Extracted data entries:
========================================================================

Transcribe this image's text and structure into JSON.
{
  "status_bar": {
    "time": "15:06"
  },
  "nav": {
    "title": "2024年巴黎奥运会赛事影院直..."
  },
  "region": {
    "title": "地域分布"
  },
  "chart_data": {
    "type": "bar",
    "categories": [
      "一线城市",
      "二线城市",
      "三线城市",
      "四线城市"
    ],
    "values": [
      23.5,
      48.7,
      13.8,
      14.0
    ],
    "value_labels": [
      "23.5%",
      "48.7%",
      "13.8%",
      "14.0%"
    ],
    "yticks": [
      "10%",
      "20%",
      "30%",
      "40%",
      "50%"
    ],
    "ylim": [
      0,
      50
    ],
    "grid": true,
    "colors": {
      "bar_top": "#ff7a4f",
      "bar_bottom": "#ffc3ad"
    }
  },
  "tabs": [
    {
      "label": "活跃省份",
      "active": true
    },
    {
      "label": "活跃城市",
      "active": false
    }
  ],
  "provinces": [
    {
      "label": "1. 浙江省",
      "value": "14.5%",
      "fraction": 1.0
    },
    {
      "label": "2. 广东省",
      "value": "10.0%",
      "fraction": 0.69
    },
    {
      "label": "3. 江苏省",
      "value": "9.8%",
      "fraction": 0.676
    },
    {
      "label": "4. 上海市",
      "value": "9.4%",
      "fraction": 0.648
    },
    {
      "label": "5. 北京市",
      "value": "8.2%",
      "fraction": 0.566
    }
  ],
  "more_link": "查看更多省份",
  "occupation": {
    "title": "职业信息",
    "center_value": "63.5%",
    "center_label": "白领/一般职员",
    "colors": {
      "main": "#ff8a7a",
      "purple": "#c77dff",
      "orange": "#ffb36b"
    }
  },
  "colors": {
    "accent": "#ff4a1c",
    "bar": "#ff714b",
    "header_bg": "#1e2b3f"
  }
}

========================================================================

§ WHAT YOU SHOULD DO:
Write out the entire listing exactly.

§ REPLY TO THE TASK:
Transcribe this image's text and structure into JSON.
{
  "status_bar": {
    "time": "15:06"
  },
  "nav": {
    "title": "2024年巴黎奥运会赛事影院直..."
  },
  "region": {
    "title": "地域分布"
  },
  "chart_data": {
    "type": "bar",
    "categories": [
      "一线城市",
      "二线城市",
      "三线城市",
      "四线城市"
    ],
    "values": [
      23.5,
      48.7,
      13.8,
      14.0
    ],
    "value_labels": [
      "23.5%",
      "48.7%",
      "13.8%",
      "14.0%"
    ],
    "yticks": [
      "10%",
      "20%",
      "30%",
      "40%",
      "50%"
    ],
    "ylim": [
      0,
      50
    ],
    "grid": true,
    "colors": {
      "bar_top": "#ff7a4f",
      "bar_bottom": "#ffc3ad"
    }
  },
  "tabs": [
    {
      "label": "活跃省份",
      "active": true
    },
    {
      "label": "活跃城市",
      "active": false
    }
  ],
  "provinces": [
    {
      "label": "1. 浙江省",
      "value": "14.5%",
      "fraction": 1.0
    },
    {
      "label": "2. 广东省",
      "value": "10.0%",
      "fraction": 0.69
    },
    {
      "label": "3. 江苏省",
      "value": "9.8%",
      "fraction": 0.676
    },
    {
      "label": "4. 上海市",
      "value": "9.4%",
      "fraction": 0.648
    },
    {
      "label": "5. 北京市",
      "value": "8.2%",
      "fraction": 0.566
    }
  ],
  "more_link": "查看更多省份",
  "occupation": {
    "title": "职业信息",
    "center_value": "63.5%",
    "center_label": "白领/一般职员",
    "colors": {
      "main": "#ff8a7a",
      "purple": "#c77dff",
      "orange": "#ffb36b"
    }
  },
  "colors": {
    "accent": "#ff4a1c",
    "bar": "#ff714b",
    "header_bg": "#1e2b3f"
  }
}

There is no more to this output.